▶ [EXERCISE DETAILS] Locate the word "this" in the entries below, then gather every line that holds it.

>> begin INPUT DATA

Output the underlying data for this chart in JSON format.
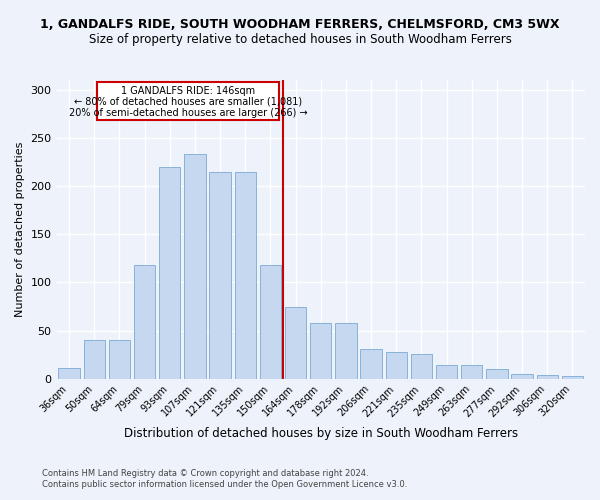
{
  "title": "1, GANDALFS RIDE, SOUTH WOODHAM FERRERS, CHELMSFORD, CM3 5WX",
  "subtitle": "Size of property relative to detached houses in South Woodham Ferrers",
  "xlabel": "Distribution of detached houses by size in South Woodham Ferrers",
  "ylabel": "Number of detached properties",
  "footer1": "Contains HM Land Registry data © Crown copyright and database right 2024.",
  "footer2": "Contains public sector information licensed under the Open Government Licence v3.0.",
  "categories": [
    "36sqm",
    "50sqm",
    "64sqm",
    "79sqm",
    "93sqm",
    "107sqm",
    "121sqm",
    "135sqm",
    "150sqm",
    "164sqm",
    "178sqm",
    "192sqm",
    "206sqm",
    "221sqm",
    "235sqm",
    "249sqm",
    "263sqm",
    "277sqm",
    "292sqm",
    "306sqm",
    "320sqm"
  ],
  "values": [
    11,
    40,
    40,
    118,
    220,
    233,
    215,
    215,
    118,
    74,
    58,
    58,
    31,
    28,
    26,
    14,
    14,
    10,
    5,
    4,
    3
  ],
  "bar_color": "#c5d8f0",
  "bar_edge_color": "#7baad4",
  "vline_color": "#cc0000",
  "annotation_line1": "1 GANDALFS RIDE: 146sqm",
  "annotation_line2": "← 80% of detached houses are smaller (1,081)",
  "annotation_line3": "20% of semi-detached houses are larger (266) →",
  "box_color": "#cc0000",
  "ylim": [
    0,
    310
  ],
  "yticks": [
    0,
    50,
    100,
    150,
    200,
    250,
    300
  ],
  "bg_color": "#eef2fa",
  "grid_color": "#ffffff",
  "title_fontsize": 9,
  "subtitle_fontsize": 8.5,
  "xlabel_fontsize": 8.5,
  "ylabel_fontsize": 8
}
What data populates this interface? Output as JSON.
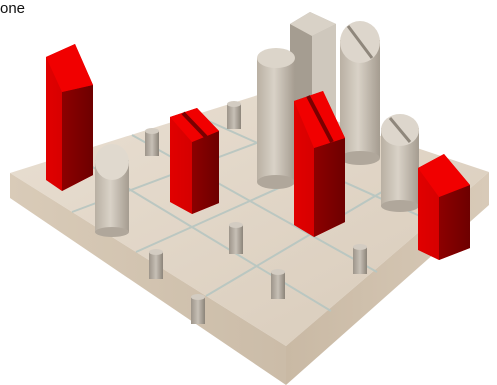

>> end INPUT DATA

▶ [SOLUTION]
Output the underlying data for this chart in JSON format.
What data populates this interface? Output as JSON.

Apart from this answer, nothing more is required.